• TASK TO CARRY OUT: Copy every line of the data that includes the string "index".

##### DATA LISTING

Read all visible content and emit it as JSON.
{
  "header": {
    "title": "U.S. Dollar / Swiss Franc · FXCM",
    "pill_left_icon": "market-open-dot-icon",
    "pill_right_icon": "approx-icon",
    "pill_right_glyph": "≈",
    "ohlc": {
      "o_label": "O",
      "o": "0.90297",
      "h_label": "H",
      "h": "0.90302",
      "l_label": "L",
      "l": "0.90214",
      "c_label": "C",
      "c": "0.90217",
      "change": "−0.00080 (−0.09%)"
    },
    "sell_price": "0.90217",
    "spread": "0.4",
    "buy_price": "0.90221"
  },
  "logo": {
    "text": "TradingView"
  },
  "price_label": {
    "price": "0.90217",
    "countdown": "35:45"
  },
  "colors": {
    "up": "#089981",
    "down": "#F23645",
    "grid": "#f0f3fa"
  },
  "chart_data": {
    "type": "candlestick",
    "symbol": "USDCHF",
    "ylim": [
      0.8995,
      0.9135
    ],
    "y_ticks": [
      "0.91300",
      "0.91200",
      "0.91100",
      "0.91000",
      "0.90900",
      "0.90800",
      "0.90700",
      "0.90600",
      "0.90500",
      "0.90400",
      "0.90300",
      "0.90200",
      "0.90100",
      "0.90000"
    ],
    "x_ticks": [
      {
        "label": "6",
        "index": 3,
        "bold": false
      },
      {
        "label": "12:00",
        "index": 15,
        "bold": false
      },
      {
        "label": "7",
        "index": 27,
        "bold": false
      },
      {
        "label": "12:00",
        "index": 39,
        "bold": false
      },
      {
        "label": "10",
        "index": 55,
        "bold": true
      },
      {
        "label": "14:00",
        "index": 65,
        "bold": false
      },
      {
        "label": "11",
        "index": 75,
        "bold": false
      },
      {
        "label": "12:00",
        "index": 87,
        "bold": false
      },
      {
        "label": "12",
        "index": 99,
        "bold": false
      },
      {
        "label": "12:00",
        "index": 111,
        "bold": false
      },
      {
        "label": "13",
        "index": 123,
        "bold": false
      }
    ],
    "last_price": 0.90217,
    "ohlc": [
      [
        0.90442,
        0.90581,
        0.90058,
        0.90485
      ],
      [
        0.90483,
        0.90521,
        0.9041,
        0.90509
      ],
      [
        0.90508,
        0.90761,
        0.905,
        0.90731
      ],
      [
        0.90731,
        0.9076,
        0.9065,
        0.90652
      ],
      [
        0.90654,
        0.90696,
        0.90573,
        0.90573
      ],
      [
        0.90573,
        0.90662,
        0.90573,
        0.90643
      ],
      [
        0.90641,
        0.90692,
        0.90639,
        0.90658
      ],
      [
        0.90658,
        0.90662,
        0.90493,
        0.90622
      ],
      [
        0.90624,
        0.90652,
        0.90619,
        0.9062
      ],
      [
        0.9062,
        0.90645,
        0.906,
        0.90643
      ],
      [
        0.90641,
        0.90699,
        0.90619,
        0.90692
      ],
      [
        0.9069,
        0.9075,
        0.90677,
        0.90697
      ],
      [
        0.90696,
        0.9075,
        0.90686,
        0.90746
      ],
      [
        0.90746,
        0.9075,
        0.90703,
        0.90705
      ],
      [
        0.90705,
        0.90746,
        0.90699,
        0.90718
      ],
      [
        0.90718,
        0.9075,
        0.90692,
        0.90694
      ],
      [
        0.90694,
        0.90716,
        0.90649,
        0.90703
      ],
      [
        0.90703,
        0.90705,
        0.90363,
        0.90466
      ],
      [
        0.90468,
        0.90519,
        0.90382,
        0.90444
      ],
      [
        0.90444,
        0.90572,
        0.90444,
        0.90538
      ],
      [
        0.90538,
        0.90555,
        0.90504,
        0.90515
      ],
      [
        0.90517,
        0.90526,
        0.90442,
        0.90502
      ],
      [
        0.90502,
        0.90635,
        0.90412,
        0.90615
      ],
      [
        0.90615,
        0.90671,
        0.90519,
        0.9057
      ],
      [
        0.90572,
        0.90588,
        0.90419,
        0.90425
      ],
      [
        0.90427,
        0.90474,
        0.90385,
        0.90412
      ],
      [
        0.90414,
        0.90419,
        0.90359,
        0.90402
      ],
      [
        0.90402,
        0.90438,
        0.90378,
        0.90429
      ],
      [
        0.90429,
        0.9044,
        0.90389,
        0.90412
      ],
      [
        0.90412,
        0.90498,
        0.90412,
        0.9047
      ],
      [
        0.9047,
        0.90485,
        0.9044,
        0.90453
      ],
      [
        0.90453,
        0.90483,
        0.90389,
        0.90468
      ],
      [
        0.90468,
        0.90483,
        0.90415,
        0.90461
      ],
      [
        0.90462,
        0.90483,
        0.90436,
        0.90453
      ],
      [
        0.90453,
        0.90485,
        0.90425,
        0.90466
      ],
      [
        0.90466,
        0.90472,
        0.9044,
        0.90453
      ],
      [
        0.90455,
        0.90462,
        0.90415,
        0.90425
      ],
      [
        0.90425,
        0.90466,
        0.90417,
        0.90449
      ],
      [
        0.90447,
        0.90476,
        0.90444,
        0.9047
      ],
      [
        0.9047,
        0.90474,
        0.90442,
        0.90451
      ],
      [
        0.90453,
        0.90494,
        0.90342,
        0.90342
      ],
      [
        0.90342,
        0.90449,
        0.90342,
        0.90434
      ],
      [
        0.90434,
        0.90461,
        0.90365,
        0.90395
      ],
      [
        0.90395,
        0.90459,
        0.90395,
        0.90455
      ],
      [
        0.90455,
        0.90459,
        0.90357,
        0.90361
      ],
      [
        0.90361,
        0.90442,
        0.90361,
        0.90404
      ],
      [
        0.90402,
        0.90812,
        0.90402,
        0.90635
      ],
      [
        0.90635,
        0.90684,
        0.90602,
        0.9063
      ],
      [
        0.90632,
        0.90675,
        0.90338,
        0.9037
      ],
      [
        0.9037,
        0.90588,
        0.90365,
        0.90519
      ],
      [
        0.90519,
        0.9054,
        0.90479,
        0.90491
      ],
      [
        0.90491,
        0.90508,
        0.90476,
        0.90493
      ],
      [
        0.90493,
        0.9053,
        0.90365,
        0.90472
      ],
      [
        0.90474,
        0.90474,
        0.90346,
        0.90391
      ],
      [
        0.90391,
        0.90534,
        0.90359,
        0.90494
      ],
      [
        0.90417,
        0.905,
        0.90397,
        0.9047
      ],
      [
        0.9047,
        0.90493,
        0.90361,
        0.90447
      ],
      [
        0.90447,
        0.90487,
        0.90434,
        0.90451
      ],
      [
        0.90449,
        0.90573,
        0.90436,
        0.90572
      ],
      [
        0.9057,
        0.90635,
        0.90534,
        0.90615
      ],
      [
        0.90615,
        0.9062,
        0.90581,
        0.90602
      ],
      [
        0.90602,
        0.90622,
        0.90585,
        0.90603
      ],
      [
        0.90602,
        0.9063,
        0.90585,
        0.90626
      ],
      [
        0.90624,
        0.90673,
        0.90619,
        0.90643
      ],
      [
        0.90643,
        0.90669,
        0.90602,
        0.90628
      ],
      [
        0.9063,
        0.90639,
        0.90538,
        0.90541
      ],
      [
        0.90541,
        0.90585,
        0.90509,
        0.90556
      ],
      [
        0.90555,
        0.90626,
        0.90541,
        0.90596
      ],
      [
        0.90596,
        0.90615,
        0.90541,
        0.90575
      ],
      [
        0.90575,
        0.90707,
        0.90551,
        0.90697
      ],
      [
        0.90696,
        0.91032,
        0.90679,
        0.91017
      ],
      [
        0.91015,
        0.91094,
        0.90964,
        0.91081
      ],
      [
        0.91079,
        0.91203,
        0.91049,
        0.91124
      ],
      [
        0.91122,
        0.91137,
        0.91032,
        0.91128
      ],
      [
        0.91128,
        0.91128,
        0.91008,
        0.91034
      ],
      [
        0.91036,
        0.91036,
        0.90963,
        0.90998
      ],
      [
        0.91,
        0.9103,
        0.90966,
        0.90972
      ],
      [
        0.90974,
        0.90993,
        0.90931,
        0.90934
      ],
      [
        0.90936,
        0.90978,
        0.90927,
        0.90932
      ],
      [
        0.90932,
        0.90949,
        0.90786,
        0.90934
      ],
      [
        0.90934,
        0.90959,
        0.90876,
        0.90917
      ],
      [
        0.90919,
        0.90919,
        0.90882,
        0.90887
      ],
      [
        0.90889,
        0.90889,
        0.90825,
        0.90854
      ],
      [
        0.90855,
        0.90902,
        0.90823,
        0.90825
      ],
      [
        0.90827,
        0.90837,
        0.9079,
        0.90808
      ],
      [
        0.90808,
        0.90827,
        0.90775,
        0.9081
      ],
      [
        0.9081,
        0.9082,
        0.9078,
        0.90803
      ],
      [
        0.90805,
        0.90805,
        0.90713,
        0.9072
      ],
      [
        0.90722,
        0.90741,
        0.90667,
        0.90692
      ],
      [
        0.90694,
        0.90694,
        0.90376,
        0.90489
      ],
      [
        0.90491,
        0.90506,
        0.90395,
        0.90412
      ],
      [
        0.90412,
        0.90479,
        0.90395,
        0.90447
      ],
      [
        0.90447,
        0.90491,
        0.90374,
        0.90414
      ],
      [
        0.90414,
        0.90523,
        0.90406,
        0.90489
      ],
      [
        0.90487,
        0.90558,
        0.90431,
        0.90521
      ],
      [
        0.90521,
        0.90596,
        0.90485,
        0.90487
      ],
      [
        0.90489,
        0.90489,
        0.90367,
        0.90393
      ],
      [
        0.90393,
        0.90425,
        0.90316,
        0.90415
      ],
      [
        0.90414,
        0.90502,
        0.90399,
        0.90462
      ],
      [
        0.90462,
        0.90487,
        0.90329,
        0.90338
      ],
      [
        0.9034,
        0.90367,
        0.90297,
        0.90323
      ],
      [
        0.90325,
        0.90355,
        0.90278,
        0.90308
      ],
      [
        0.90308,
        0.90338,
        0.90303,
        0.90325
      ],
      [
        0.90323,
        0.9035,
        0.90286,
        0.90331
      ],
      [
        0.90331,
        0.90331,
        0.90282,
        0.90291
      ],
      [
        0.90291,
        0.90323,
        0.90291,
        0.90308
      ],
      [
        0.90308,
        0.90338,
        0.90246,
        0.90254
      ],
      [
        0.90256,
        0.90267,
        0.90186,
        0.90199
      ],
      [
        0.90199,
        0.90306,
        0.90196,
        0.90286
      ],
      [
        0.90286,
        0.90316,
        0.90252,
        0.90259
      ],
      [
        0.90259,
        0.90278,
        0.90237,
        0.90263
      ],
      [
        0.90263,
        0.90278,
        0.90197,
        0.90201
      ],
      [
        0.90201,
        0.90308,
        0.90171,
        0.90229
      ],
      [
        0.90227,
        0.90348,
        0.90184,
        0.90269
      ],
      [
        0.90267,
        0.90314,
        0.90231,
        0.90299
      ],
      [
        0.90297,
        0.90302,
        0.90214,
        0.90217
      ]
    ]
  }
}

##########

• EXPECTED ANSWER:
        "index": 3,
        "index": 15,
        "index": 27,
        "index": 39,
        "index": 55,
        "index": 65,
        "index": 75,
        "index": 87,
        "index": 99,
        "index": 111,
        "index": 123,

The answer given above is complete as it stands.